-- Start of EXCERPTED DATA --

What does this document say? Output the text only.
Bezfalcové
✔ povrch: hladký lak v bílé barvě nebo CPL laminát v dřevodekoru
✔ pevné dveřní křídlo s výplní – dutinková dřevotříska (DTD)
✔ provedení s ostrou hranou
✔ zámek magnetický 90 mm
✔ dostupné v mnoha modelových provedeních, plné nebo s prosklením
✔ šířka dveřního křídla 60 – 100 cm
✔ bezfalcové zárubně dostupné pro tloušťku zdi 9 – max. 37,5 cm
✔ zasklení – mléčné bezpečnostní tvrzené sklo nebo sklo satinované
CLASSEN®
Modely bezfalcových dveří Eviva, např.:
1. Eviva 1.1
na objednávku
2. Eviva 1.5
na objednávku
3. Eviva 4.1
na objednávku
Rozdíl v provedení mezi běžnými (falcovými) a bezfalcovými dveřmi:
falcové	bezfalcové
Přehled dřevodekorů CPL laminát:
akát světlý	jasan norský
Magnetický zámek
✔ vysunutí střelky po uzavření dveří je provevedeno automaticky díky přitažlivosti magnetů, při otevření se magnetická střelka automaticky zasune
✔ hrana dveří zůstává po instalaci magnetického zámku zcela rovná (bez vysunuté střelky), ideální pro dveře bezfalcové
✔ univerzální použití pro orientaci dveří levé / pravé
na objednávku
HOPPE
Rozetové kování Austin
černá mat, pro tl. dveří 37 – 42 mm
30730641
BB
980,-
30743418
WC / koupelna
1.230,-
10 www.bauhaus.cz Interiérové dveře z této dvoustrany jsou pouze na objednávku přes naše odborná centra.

-- End of EXCERPTED DATA --

- **DO THIS**: The whole listing above needs to be written out again exactly.

- **SOLVED EXERCISE**:
What does this document say? Output the text only.
Bezfalcové
✔ povrch: hladký lak v bílé barvě nebo CPL laminát v dřevodekoru
✔ pevné dveřní křídlo s výplní – dutinková dřevotříska (DTD)
✔ provedení s ostrou hranou
✔ zámek magnetický 90 mm
✔ dostupné v mnoha modelových provedeních, plné nebo s prosklením
✔ šířka dveřního křídla 60 – 100 cm
✔ bezfalcové zárubně dostupné pro tloušťku zdi 9 – max. 37,5 cm
✔ zasklení – mléčné bezpečnostní tvrzené sklo nebo sklo satinované
CLASSEN®
Modely bezfalcových dveří Eviva, např.:
1. Eviva 1.1
na objednávku
2. Eviva 1.5
na objednávku
3. Eviva 4.1
na objednávku
Rozdíl v provedení mezi běžnými (falcovými) a bezfalcovými dveřmi:
falcové	bezfalcové
Přehled dřevodekorů CPL laminát:
akát světlý	jasan norský
Magnetický zámek
✔ vysunutí střelky po uzavření dveří je provevedeno automaticky díky přitažlivosti magnetů, při otevření se magnetická střelka automaticky zasune
✔ hrana dveří zůstává po instalaci magnetického zámku zcela rovná (bez vysunuté střelky), ideální pro dveře bezfalcové
✔ univerzální použití pro orientaci dveří levé / pravé
na objednávku
HOPPE
Rozetové kování Austin
černá mat, pro tl. dveří 37 – 42 mm
30730641
BB
980,-
30743418
WC / koupelna
1.230,-
10 www.bauhaus.cz Interiérové dveře z této dvoustrany jsou pouze na objednávku přes naše odborná centra.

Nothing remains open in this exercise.